> Exercise requirements
What is needed here is an exact copy of every entry.

> Material to process
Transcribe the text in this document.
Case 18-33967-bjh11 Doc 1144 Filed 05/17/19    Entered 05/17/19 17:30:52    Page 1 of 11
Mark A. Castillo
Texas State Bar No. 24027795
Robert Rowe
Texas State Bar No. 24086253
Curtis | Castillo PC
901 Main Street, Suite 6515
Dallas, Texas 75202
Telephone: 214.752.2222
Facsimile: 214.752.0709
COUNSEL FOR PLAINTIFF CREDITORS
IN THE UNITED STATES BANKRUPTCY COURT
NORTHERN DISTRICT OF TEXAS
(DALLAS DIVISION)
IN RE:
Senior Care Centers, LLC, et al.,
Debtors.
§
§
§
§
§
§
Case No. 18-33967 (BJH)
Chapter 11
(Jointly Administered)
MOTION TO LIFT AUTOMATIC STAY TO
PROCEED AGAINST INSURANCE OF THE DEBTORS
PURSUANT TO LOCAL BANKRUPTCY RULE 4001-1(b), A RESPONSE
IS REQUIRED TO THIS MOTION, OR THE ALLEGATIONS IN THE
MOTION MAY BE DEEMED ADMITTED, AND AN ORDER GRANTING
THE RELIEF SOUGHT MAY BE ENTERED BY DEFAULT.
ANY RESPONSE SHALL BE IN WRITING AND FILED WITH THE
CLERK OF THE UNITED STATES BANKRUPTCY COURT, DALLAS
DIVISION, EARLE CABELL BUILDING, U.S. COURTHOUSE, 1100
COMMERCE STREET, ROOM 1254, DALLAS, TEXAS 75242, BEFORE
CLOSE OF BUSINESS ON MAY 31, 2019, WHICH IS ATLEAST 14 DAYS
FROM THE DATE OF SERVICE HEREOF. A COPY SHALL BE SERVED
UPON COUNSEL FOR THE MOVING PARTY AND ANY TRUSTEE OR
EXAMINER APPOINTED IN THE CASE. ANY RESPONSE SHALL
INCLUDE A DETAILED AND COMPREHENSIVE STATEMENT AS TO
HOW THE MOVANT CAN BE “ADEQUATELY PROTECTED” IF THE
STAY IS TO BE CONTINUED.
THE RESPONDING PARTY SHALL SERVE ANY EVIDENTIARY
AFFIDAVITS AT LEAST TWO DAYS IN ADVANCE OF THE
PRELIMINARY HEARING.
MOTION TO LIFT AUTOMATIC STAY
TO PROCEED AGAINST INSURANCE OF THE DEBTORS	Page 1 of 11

> Response to this task
Transcribe the text in this document.
Case 18-33967-bjh11 Doc 1144 Filed 05/17/19    Entered 05/17/19 17:30:52    Page 1 of 11
Mark A. Castillo
Texas State Bar No. 24027795
Robert Rowe
Texas State Bar No. 24086253
Curtis | Castillo PC
901 Main Street, Suite 6515
Dallas, Texas 75202
Telephone: 214.752.2222
Facsimile: 214.752.0709
COUNSEL FOR PLAINTIFF CREDITORS
IN THE UNITED STATES BANKRUPTCY COURT
NORTHERN DISTRICT OF TEXAS
(DALLAS DIVISION)
IN RE:
Senior Care Centers, LLC, et al.,
Debtors.
§
§
§
§
§
§
Case No. 18-33967 (BJH)
Chapter 11
(Jointly Administered)
MOTION TO LIFT AUTOMATIC STAY TO
PROCEED AGAINST INSURANCE OF THE DEBTORS
PURSUANT TO LOCAL BANKRUPTCY RULE 4001-1(b), A RESPONSE
IS REQUIRED TO THIS MOTION, OR THE ALLEGATIONS IN THE
MOTION MAY BE DEEMED ADMITTED, AND AN ORDER GRANTING
THE RELIEF SOUGHT MAY BE ENTERED BY DEFAULT.
ANY RESPONSE SHALL BE IN WRITING AND FILED WITH THE
CLERK OF THE UNITED STATES BANKRUPTCY COURT, DALLAS
DIVISION, EARLE CABELL BUILDING, U.S. COURTHOUSE, 1100
COMMERCE STREET, ROOM 1254, DALLAS, TEXAS 75242, BEFORE
CLOSE OF BUSINESS ON MAY 31, 2019, WHICH IS ATLEAST 14 DAYS
FROM THE DATE OF SERVICE HEREOF. A COPY SHALL BE SERVED
UPON COUNSEL FOR THE MOVING PARTY AND ANY TRUSTEE OR
EXAMINER APPOINTED IN THE CASE. ANY RESPONSE SHALL
INCLUDE A DETAILED AND COMPREHENSIVE STATEMENT AS TO
HOW THE MOVANT CAN BE “ADEQUATELY PROTECTED” IF THE
STAY IS TO BE CONTINUED.
THE RESPONDING PARTY SHALL SERVE ANY EVIDENTIARY
AFFIDAVITS AT LEAST TWO DAYS IN ADVANCE OF THE
PRELIMINARY HEARING.
MOTION TO LIFT AUTOMATIC STAY
TO PROCEED AGAINST INSURANCE OF THE DEBTORS	Page 1 of 11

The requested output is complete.